TASK GOAL
Rewrite the stretch from the first of the lines below through the line containing "insight-description: API latency", both included, as a numbered list with blank lines omitted.

RECORDS SUPPLIED
-- begin --
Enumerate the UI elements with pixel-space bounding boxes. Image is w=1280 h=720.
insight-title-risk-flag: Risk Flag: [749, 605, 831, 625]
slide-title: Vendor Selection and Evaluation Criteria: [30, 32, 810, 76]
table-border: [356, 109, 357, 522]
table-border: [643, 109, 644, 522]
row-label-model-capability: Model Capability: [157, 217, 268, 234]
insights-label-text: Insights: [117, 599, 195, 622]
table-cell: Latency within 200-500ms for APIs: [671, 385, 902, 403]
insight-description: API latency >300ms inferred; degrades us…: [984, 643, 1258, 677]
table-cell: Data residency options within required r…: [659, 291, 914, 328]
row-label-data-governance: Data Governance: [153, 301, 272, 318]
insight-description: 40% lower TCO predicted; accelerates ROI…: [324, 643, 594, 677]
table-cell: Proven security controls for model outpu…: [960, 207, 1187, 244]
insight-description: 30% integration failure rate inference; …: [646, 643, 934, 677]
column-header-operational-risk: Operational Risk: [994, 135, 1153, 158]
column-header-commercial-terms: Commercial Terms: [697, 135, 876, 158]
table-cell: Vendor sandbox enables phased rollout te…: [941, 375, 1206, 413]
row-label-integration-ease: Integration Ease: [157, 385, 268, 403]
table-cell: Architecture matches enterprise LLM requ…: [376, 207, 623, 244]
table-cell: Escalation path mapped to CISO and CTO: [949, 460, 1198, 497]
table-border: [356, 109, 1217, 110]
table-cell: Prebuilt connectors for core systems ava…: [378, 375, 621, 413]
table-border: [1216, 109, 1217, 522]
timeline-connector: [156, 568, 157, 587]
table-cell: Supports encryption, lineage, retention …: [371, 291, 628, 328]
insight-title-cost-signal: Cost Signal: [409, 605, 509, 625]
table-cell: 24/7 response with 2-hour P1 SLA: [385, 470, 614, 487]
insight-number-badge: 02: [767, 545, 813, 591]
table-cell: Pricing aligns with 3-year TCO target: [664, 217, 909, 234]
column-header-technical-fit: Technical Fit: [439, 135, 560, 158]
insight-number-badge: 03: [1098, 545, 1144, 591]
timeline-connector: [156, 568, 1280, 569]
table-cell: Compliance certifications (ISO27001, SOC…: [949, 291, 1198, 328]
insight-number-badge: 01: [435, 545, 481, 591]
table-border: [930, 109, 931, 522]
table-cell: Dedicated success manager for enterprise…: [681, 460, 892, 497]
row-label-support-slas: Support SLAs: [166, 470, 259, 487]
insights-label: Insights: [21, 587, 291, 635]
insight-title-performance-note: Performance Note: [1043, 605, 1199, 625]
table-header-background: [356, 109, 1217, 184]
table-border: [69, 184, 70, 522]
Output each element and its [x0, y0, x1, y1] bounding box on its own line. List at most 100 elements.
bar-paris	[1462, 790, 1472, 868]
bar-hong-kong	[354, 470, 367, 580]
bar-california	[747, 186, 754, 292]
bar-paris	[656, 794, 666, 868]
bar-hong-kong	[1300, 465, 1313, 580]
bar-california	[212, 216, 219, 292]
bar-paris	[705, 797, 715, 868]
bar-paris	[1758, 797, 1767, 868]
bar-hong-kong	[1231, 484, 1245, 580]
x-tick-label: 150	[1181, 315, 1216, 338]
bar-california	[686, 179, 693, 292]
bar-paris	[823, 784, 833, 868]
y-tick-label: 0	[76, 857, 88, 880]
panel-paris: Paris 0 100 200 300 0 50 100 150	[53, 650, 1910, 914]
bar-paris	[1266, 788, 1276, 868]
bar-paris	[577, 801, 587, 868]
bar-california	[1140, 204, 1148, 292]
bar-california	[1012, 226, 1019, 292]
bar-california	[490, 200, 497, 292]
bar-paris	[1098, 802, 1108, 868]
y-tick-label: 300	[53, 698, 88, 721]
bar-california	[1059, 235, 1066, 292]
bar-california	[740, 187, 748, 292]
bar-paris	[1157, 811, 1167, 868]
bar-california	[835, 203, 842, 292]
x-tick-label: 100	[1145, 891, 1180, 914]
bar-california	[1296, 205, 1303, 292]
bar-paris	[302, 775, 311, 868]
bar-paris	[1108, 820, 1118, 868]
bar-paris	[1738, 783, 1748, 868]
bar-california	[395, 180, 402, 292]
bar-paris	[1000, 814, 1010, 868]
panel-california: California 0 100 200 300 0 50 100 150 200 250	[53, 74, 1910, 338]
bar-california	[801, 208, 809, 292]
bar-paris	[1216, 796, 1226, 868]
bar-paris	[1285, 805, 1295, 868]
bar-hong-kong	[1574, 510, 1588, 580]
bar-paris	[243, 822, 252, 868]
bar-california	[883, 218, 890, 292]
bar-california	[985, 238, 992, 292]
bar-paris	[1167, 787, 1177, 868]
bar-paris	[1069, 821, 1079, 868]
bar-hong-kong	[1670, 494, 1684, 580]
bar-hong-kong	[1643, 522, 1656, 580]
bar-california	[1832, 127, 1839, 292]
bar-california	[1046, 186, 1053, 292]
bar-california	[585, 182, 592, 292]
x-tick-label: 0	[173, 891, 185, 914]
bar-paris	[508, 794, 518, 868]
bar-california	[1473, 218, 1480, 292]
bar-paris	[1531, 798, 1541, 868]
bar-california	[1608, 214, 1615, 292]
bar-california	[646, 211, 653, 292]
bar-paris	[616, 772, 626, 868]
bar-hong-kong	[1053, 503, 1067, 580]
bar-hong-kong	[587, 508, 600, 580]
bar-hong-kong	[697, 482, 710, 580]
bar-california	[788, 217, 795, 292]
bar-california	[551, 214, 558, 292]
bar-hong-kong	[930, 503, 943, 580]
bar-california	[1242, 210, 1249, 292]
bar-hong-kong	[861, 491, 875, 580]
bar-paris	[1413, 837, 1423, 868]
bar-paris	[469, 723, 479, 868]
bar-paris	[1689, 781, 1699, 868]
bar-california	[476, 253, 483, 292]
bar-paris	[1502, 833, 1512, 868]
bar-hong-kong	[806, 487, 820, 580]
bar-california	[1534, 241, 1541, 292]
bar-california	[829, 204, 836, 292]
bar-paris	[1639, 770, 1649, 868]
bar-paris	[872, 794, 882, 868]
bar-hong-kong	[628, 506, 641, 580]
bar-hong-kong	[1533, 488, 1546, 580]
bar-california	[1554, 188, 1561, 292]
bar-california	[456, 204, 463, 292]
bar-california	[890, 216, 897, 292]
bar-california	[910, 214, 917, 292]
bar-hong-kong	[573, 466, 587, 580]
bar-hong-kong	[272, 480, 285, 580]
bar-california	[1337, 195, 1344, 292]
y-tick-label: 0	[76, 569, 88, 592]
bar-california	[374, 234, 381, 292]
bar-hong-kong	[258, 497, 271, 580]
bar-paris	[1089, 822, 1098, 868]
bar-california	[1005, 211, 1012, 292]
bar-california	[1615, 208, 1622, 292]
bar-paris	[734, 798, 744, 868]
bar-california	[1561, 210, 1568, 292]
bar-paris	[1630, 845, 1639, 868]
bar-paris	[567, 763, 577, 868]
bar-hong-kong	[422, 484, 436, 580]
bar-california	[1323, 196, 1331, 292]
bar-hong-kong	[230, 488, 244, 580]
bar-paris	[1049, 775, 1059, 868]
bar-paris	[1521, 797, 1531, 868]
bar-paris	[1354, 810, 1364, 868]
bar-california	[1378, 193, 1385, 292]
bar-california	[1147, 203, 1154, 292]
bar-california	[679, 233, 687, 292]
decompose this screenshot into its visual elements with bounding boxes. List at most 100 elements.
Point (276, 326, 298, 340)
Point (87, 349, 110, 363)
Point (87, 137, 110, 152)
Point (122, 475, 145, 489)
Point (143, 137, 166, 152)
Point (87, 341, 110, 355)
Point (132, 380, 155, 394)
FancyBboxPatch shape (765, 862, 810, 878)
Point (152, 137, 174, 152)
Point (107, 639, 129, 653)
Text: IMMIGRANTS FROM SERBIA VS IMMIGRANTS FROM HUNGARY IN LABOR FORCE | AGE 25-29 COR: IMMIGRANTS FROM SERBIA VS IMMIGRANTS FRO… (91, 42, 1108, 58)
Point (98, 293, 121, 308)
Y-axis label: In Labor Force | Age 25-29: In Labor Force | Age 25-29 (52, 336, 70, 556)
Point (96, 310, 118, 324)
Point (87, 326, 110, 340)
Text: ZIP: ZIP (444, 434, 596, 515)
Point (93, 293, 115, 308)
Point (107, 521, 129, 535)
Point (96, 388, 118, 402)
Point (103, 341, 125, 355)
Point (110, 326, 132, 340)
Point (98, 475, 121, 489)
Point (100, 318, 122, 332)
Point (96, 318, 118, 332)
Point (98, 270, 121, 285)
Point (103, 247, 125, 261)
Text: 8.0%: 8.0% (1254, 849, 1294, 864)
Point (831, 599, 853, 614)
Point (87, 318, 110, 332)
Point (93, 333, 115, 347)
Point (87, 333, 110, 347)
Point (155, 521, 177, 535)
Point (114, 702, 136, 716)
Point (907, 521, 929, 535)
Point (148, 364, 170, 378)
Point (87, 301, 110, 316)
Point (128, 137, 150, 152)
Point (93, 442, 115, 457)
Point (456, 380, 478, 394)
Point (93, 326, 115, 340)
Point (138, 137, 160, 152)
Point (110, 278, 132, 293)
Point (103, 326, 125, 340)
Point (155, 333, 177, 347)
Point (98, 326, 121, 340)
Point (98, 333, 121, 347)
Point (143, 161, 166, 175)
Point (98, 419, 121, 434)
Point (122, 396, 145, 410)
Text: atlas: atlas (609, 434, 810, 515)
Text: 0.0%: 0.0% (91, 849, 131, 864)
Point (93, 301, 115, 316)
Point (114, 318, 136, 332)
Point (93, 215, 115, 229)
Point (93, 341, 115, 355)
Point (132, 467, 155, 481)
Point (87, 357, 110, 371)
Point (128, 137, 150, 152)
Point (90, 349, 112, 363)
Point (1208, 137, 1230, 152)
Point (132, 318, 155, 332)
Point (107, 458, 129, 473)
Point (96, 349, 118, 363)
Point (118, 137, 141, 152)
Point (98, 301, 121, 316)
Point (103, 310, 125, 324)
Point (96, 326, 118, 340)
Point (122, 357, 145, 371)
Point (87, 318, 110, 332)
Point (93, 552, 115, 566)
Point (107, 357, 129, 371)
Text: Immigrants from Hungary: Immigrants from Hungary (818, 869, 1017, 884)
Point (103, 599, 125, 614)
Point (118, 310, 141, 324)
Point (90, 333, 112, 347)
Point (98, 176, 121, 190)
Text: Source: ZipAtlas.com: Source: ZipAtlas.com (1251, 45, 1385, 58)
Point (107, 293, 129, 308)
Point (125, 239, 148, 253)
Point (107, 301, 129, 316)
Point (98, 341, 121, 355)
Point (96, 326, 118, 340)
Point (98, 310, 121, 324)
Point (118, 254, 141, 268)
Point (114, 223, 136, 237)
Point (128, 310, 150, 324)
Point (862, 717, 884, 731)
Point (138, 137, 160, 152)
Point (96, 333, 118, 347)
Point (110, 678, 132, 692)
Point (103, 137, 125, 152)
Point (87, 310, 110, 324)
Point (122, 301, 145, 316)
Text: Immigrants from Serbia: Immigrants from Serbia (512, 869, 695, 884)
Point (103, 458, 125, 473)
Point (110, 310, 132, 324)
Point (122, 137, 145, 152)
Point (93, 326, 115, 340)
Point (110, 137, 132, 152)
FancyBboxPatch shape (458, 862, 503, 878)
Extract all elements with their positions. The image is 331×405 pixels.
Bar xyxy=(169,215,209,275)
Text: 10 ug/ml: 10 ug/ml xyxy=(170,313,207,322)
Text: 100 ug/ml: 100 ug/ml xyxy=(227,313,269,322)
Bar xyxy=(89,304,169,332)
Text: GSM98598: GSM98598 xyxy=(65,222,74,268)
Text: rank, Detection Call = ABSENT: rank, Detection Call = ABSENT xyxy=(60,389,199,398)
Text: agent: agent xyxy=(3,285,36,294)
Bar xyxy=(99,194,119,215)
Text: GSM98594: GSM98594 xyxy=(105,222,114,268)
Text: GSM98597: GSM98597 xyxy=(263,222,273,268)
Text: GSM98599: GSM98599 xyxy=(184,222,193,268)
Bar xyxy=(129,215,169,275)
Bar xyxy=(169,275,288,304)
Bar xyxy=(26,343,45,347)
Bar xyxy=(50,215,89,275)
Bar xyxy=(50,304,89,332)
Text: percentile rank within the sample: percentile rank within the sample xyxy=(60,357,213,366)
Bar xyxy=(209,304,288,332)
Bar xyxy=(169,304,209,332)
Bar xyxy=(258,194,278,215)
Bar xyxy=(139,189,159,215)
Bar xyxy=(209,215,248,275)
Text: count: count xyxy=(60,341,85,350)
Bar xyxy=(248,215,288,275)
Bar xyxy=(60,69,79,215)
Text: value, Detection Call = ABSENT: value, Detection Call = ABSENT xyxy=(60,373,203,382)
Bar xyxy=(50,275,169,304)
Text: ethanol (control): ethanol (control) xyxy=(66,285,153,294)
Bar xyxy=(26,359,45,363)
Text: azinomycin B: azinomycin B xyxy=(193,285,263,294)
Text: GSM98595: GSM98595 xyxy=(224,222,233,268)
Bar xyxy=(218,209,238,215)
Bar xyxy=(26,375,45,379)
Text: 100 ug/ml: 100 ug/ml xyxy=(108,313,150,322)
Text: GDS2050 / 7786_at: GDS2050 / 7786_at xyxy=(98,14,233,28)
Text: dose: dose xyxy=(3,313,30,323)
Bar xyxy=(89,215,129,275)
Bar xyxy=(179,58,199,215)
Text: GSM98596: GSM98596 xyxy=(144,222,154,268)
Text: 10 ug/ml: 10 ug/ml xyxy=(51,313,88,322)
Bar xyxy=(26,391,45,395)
-- end --
TASK SOLUTION
1. Enumerate the UI elements with pixel-space bounding boxes. Image is w=1280 h=720.
2. insight-title-risk-flag: Risk Flag: [749, 605, 831, 625]
3. slide-title: Vendor Selection and Evaluation Criteria: [30, 32, 810, 76]
4. table-border: [356, 109, 357, 522]
5. table-border: [643, 109, 644, 522]
6. row-label-model-capability: Model Capability: [157, 217, 268, 234]
7. insights-label-text: Insights: [117, 599, 195, 622]
8. table-cell: Latency within 200-500ms for APIs: [671, 385, 902, 403]
9. insight-description: API latency >300ms inferred; degrades us…: [984, 643, 1258, 677]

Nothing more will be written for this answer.